## ENTRIES
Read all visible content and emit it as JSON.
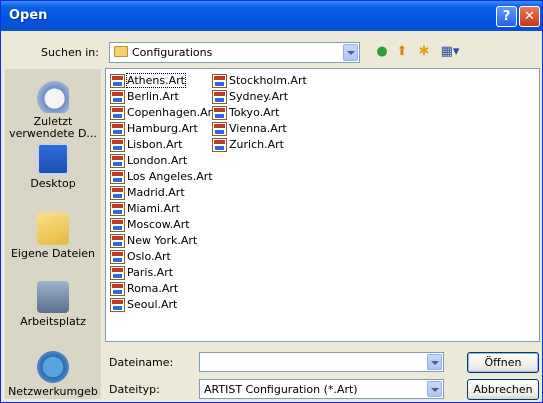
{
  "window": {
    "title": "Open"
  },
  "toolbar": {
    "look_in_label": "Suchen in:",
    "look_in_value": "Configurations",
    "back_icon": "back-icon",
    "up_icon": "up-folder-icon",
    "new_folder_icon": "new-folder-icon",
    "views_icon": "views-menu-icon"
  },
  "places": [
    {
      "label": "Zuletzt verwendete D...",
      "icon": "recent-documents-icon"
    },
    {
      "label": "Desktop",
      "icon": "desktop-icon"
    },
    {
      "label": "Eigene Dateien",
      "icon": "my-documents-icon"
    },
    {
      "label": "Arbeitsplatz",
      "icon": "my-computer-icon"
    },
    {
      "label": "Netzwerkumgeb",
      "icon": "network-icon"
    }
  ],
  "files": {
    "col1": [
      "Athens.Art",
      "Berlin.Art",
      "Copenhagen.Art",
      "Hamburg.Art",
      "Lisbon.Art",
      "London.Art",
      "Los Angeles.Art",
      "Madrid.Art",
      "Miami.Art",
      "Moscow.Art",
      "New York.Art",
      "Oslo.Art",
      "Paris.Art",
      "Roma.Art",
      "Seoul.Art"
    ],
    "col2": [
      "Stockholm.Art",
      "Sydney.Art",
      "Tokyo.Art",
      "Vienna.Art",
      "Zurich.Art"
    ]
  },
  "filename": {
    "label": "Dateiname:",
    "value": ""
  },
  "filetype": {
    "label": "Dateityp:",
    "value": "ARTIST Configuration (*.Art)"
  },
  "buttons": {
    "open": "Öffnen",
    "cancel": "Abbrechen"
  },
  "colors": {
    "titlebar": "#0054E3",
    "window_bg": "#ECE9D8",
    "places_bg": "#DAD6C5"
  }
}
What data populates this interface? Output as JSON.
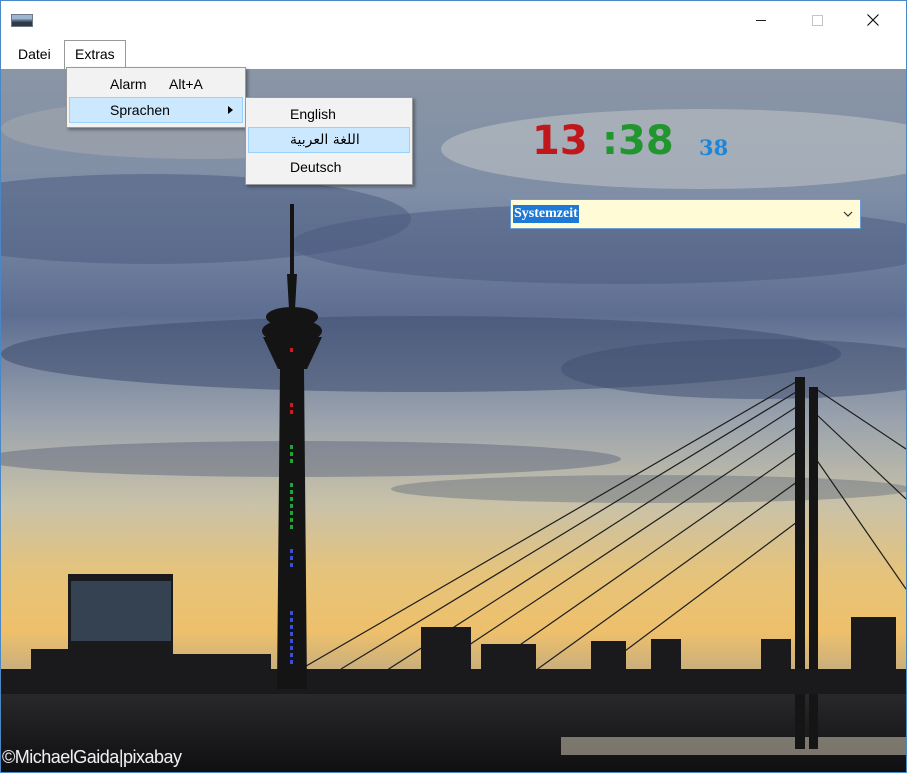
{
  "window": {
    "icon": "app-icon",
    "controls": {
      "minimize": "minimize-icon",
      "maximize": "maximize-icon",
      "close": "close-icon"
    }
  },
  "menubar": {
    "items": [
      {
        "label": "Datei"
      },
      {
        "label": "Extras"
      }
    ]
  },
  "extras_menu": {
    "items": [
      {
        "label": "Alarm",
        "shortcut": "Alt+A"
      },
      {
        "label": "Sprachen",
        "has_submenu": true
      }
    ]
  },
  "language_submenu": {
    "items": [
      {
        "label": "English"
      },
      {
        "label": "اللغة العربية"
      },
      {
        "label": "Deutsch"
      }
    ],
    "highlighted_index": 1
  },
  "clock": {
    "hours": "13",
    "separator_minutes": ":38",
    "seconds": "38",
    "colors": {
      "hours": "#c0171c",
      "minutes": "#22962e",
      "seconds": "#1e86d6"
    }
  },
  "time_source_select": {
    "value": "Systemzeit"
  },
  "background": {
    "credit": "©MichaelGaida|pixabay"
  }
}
--
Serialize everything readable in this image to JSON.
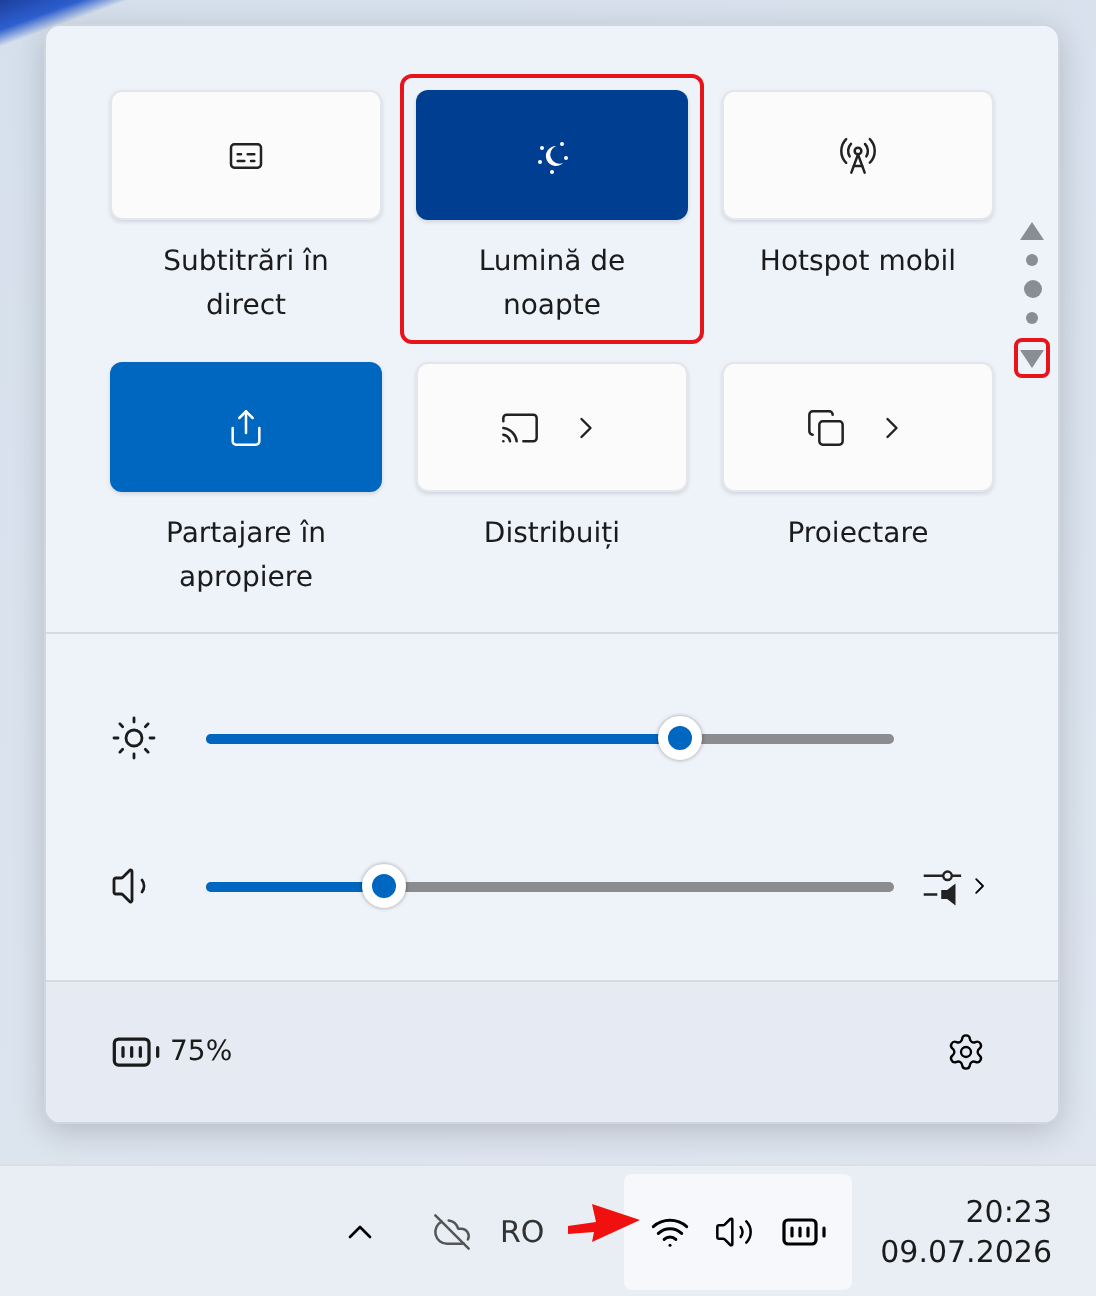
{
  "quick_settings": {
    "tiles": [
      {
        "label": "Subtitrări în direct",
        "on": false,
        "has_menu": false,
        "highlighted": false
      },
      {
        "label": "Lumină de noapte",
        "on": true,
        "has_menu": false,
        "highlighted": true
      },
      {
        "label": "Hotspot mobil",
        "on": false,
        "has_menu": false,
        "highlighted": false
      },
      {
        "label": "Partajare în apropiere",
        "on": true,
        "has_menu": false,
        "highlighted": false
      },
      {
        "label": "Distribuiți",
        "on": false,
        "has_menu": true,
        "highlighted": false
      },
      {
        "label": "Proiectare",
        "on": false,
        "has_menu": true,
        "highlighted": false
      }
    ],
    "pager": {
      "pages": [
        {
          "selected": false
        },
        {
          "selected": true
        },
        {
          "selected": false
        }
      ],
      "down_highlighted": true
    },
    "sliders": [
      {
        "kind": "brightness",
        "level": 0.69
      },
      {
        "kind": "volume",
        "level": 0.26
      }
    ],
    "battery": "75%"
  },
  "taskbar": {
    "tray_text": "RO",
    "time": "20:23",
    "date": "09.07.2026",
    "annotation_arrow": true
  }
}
==
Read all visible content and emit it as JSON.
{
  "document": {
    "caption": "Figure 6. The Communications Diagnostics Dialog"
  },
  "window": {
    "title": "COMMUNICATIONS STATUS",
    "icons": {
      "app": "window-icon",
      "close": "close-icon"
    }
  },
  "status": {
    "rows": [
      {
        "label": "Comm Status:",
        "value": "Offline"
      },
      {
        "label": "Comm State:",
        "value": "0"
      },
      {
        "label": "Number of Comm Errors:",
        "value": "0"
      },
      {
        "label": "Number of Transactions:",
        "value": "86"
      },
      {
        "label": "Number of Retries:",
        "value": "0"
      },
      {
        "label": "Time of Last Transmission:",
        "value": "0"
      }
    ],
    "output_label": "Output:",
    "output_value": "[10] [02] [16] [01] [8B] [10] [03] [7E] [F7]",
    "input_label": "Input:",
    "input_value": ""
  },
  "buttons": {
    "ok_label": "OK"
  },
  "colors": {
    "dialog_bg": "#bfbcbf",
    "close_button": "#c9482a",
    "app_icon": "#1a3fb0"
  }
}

## WHAT THE TASK ASKS
List the lines that contain the word "documents".

## RESULT
      "icon": "recent-documents-icon"
      "icon": "my-documents-icon"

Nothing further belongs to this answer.